◆ **Exercise brief**
Make an exact copy of the entries, and keep any pictures out of it.

[Recorded data]

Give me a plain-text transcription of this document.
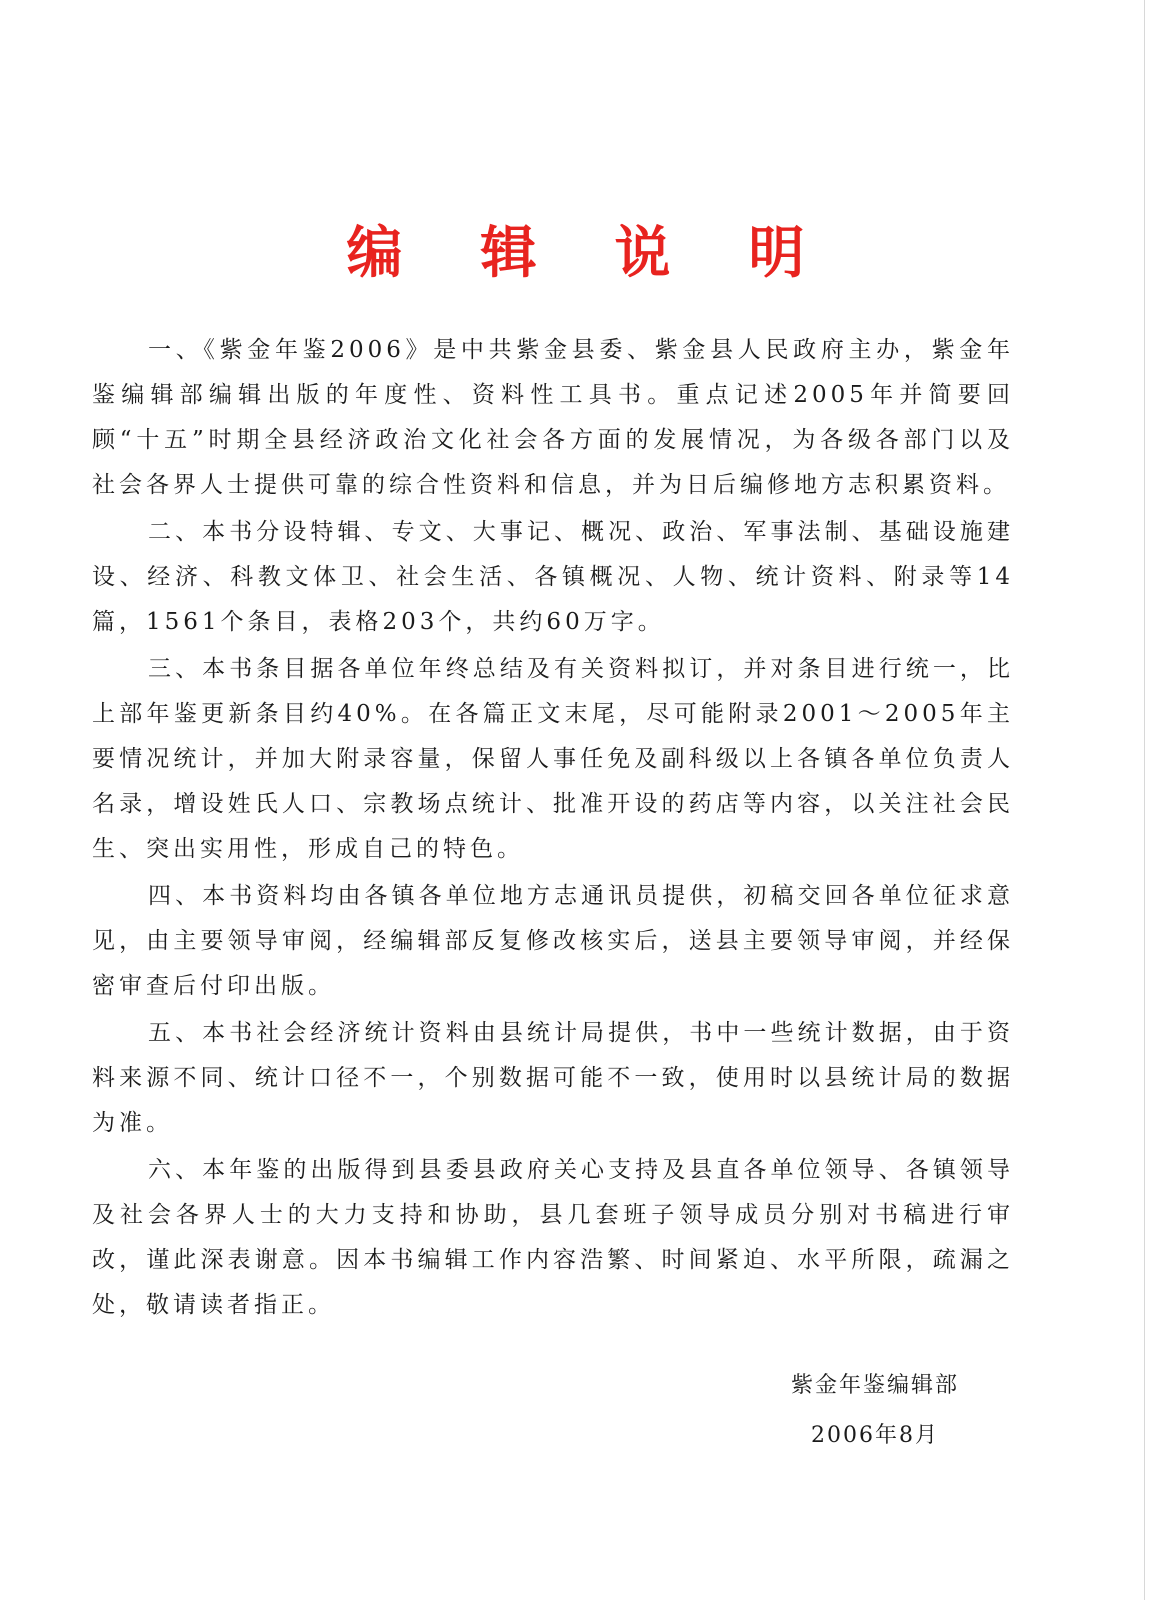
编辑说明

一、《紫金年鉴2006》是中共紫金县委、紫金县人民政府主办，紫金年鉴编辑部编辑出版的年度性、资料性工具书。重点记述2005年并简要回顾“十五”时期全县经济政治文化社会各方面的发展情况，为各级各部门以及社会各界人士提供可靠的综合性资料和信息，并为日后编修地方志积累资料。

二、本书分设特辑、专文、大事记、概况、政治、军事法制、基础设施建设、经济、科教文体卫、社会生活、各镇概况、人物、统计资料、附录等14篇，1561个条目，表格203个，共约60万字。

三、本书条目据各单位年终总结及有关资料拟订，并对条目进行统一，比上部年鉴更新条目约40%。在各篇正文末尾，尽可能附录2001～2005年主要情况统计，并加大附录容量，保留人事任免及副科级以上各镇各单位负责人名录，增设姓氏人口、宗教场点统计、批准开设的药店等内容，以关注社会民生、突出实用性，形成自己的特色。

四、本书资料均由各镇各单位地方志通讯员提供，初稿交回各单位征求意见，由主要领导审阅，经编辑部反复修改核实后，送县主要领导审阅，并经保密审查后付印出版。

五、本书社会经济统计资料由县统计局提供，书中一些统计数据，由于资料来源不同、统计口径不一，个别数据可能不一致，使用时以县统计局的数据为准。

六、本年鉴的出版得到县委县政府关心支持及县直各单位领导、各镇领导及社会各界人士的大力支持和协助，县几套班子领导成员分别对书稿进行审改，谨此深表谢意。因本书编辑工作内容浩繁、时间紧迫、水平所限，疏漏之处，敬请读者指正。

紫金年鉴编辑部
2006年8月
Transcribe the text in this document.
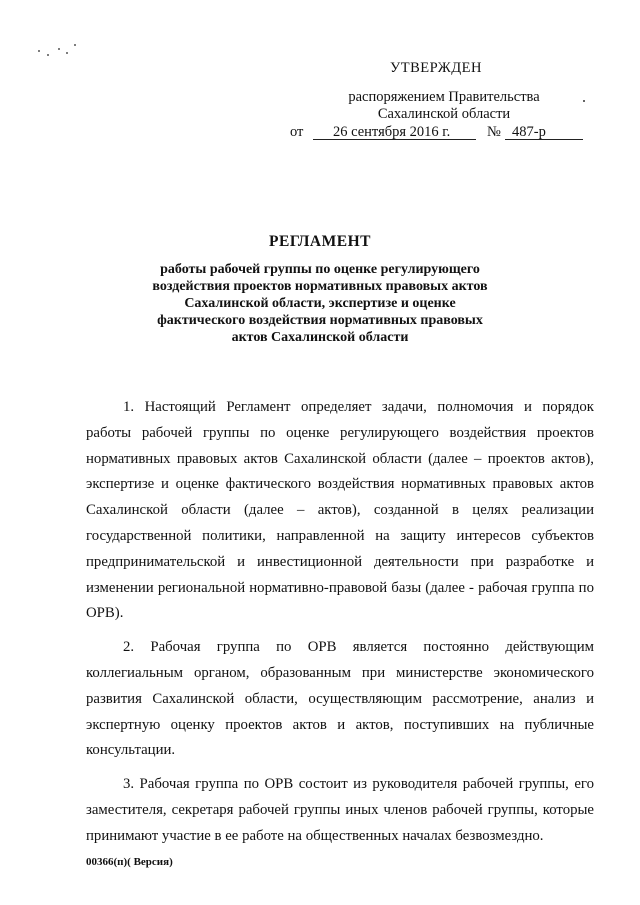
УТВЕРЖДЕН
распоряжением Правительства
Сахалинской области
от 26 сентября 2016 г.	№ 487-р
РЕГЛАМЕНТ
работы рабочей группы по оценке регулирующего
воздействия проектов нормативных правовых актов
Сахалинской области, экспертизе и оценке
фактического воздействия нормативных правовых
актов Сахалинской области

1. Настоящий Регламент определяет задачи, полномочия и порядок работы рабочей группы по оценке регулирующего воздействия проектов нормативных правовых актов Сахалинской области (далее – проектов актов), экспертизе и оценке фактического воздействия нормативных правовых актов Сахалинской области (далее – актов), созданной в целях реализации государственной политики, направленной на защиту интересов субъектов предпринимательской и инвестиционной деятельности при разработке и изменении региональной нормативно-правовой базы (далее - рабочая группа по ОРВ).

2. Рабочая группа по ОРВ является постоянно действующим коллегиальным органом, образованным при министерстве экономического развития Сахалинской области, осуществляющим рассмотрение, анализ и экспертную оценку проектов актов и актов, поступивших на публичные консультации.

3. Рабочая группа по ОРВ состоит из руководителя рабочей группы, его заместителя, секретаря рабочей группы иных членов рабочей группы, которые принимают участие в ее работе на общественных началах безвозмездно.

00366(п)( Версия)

◆ **Task response**
Give me a plain-text transcription of this document.
编辑说明

一、《紫金年鉴2006》是中共紫金县委、紫金县人民政府主办，紫金年鉴编辑部编辑出版的年度性、资料性工具书。重点记述2005年并简要回顾“十五”时期全县经济政治文化社会各方面的发展情况，为各级各部门以及社会各界人士提供可靠的综合性资料和信息，并为日后编修地方志积累资料。

二、本书分设特辑、专文、大事记、概况、政治、军事法制、基础设施建设、经济、科教文体卫、社会生活、各镇概况、人物、统计资料、附录等14篇，1561个条目，表格203个，共约60万字。

三、本书条目据各单位年终总结及有关资料拟订，并对条目进行统一，比上部年鉴更新条目约40%。在各篇正文末尾，尽可能附录2001～2005年主要情况统计，并加大附录容量，保留人事任免及副科级以上各镇各单位负责人名录，增设姓氏人口、宗教场点统计、批准开设的药店等内容，以关注社会民生、突出实用性，形成自己的特色。

四、本书资料均由各镇各单位地方志通讯员提供，初稿交回各单位征求意见，由主要领导审阅，经编辑部反复修改核实后，送县主要领导审阅，并经保密审查后付印出版。

五、本书社会经济统计资料由县统计局提供，书中一些统计数据，由于资料来源不同、统计口径不一，个别数据可能不一致，使用时以县统计局的数据为准。

六、本年鉴的出版得到县委县政府关心支持及县直各单位领导、各镇领导及社会各界人士的大力支持和协助，县几套班子领导成员分别对书稿进行审改，谨此深表谢意。因本书编辑工作内容浩繁、时间紧迫、水平所限，疏漏之处，敬请读者指正。

紫金年鉴编辑部
2006年8月
Transcribe the text in this document.
УТВЕРЖДЕН
распоряжением Правительства
Сахалинской области
от 26 сентября 2016 г.	№ 487-р
РЕГЛАМЕНТ
работы рабочей группы по оценке регулирующего
воздействия проектов нормативных правовых актов
Сахалинской области, экспертизе и оценке
фактического воздействия нормативных правовых
актов Сахалинской области

1. Настоящий Регламент определяет задачи, полномочия и порядок работы рабочей группы по оценке регулирующего воздействия проектов нормативных правовых актов Сахалинской области (далее – проектов актов), экспертизе и оценке фактического воздействия нормативных правовых актов Сахалинской области (далее – актов), созданной в целях реализации государственной политики, направленной на защиту интересов субъектов предпринимательской и инвестиционной деятельности при разработке и изменении региональной нормативно-правовой базы (далее - рабочая группа по ОРВ).

2. Рабочая группа по ОРВ является постоянно действующим коллегиальным органом, образованным при министерстве экономического развития Сахалинской области, осуществляющим рассмотрение, анализ и экспертную оценку проектов актов и актов, поступивших на публичные консультации.

3. Рабочая группа по ОРВ состоит из руководителя рабочей группы, его заместителя, секретаря рабочей группы иных членов рабочей группы, которые принимают участие в ее работе на общественных началах безвозмездно.

00366(п)( Версия)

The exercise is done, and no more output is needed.